»»

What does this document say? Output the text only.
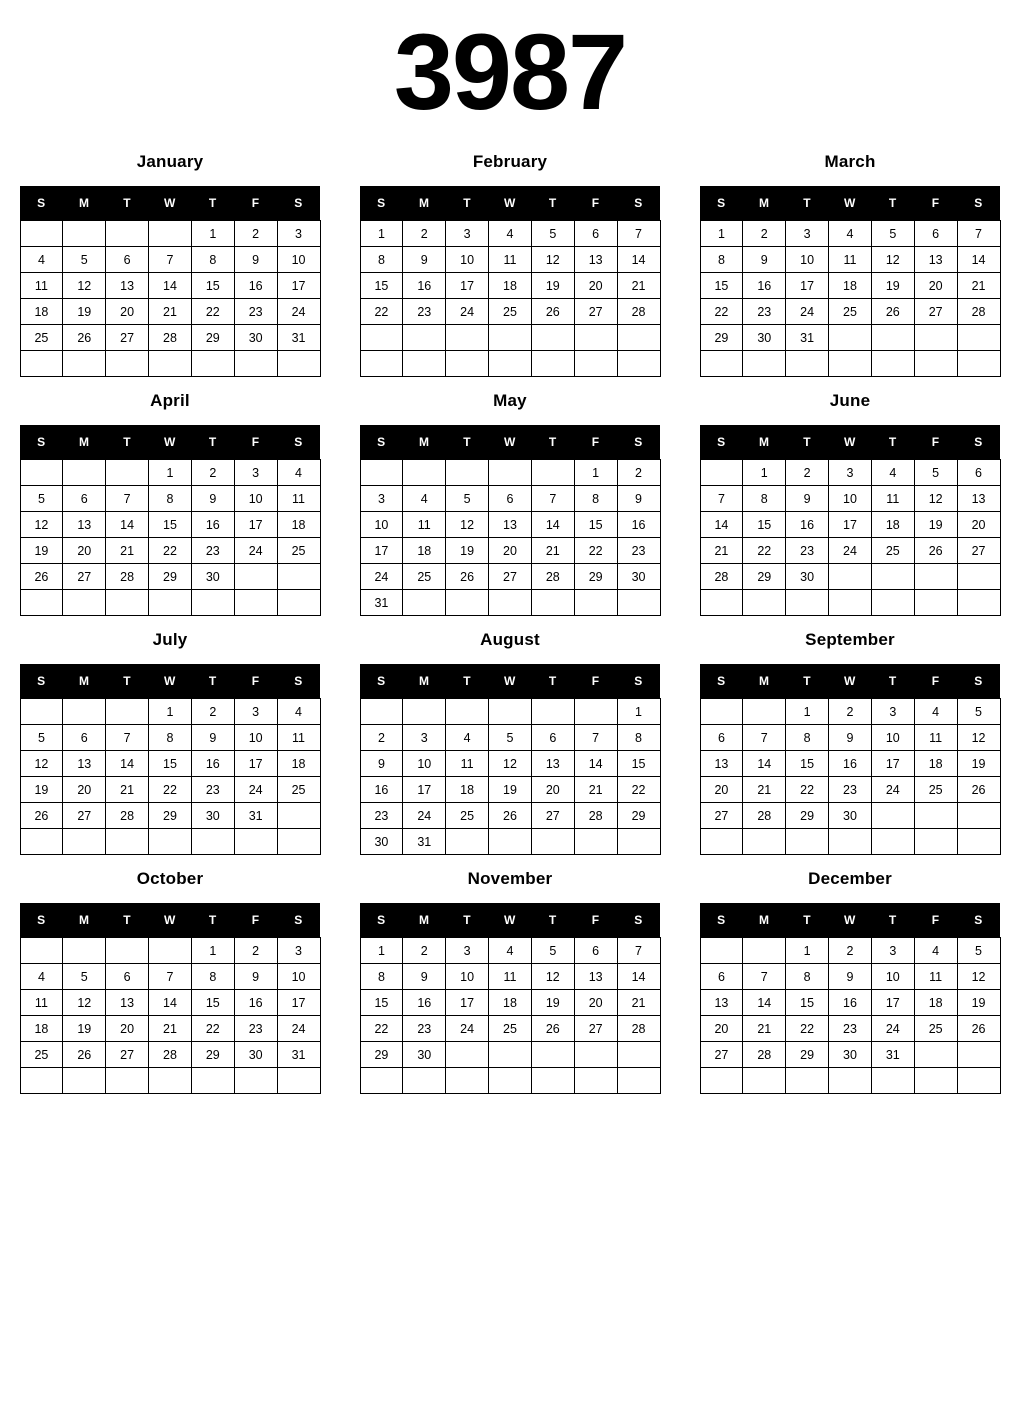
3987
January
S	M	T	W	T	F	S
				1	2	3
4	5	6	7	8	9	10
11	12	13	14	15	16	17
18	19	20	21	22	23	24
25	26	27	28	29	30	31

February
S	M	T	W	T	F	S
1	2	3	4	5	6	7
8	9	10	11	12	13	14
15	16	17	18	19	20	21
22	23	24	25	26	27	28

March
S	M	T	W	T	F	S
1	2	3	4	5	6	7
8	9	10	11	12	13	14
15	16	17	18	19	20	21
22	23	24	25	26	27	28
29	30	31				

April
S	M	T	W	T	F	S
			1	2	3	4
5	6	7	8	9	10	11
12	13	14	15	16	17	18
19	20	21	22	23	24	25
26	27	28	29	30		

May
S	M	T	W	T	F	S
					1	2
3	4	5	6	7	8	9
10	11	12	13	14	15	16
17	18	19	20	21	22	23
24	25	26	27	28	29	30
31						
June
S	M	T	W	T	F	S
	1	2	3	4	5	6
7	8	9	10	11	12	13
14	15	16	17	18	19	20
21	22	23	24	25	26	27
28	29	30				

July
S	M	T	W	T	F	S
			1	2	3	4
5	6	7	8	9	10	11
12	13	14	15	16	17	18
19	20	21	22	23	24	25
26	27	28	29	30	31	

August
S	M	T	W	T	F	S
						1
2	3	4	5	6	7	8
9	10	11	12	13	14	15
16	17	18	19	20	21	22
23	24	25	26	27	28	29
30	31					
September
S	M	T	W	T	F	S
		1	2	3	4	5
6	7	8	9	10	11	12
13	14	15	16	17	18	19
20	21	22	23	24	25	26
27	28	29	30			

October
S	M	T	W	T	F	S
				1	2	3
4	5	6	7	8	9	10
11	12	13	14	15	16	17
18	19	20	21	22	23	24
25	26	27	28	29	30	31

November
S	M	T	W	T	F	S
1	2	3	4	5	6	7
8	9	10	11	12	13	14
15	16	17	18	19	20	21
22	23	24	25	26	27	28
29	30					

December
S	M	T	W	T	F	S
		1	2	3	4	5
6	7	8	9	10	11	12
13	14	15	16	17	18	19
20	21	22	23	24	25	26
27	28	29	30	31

««
»»

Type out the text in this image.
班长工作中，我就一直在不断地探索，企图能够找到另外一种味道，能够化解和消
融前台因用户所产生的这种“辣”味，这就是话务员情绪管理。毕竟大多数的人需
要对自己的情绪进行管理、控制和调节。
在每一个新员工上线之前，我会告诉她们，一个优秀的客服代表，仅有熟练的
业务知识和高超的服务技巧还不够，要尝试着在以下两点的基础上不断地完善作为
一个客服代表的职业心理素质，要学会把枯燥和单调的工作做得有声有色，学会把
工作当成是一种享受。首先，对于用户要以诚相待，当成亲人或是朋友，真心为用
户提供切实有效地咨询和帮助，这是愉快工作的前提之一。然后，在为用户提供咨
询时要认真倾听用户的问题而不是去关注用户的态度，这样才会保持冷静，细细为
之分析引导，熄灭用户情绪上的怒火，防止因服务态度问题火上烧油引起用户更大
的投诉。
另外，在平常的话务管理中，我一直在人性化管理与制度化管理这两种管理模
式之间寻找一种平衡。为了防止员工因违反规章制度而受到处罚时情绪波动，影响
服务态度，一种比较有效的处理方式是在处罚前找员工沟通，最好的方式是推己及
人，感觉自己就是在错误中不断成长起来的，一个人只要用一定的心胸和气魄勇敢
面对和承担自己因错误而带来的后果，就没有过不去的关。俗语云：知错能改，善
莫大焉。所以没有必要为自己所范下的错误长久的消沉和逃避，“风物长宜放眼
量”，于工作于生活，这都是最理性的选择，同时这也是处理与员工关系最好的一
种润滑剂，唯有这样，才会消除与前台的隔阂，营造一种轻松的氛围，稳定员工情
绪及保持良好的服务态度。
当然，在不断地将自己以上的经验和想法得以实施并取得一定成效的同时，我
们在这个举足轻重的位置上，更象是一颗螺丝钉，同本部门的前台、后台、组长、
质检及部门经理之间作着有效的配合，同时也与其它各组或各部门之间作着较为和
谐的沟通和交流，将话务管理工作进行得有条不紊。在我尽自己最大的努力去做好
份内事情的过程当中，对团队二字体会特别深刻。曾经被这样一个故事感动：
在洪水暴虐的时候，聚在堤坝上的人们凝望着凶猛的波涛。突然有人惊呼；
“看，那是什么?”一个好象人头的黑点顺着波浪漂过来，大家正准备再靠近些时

««
»»

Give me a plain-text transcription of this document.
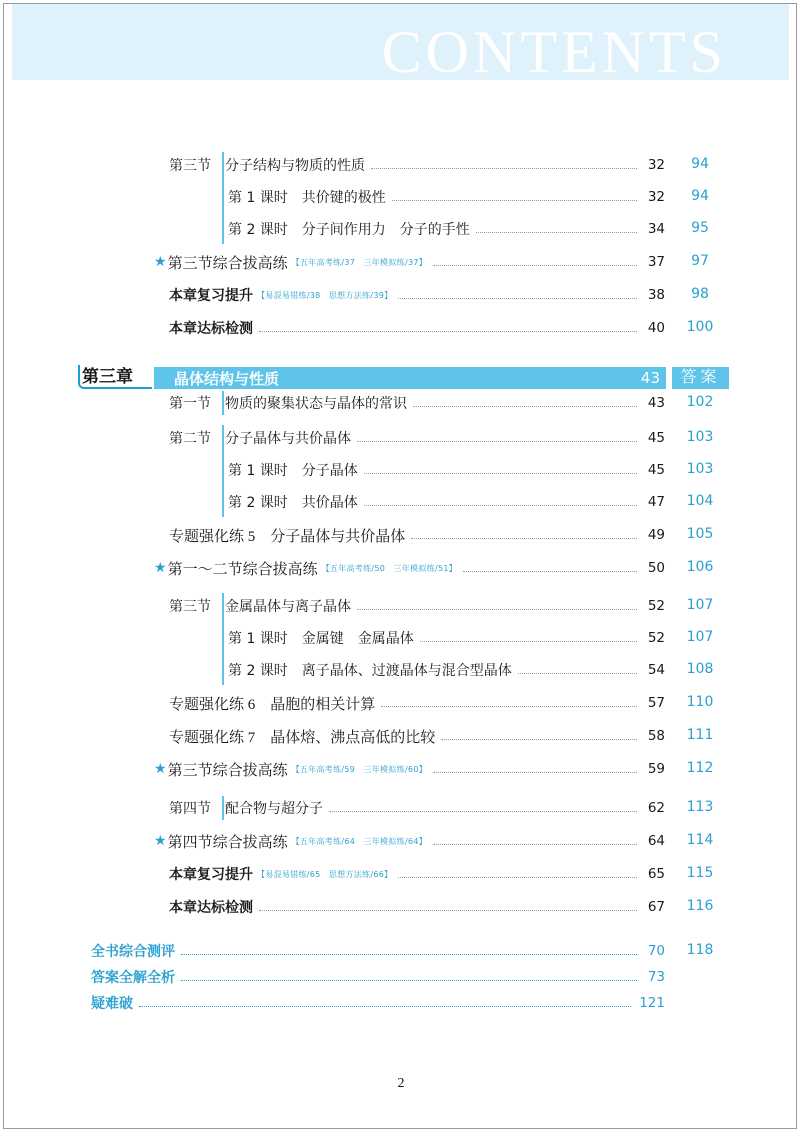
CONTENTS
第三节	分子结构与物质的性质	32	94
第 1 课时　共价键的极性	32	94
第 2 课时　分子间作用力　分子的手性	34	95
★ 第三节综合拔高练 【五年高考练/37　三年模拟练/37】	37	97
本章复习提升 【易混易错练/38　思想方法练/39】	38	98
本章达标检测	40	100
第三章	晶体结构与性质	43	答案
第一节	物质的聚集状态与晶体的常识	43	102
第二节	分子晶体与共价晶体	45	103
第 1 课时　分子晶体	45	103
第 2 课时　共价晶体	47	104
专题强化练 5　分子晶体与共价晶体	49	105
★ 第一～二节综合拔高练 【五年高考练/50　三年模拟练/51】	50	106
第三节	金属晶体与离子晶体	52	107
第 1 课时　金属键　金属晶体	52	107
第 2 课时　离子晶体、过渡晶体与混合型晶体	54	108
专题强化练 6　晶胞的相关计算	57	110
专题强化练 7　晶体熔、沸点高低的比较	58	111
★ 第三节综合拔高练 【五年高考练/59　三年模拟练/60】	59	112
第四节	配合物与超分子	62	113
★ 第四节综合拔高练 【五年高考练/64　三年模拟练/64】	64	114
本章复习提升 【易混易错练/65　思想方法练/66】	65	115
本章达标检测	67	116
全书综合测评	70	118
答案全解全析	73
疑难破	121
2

««

What to produce: Pull out every line in the data above that has the word "分子晶体与共价晶体".

Response below:
第二节	分子晶体与共价晶体	45	103
专题强化练 5　分子晶体与共价晶体	49	105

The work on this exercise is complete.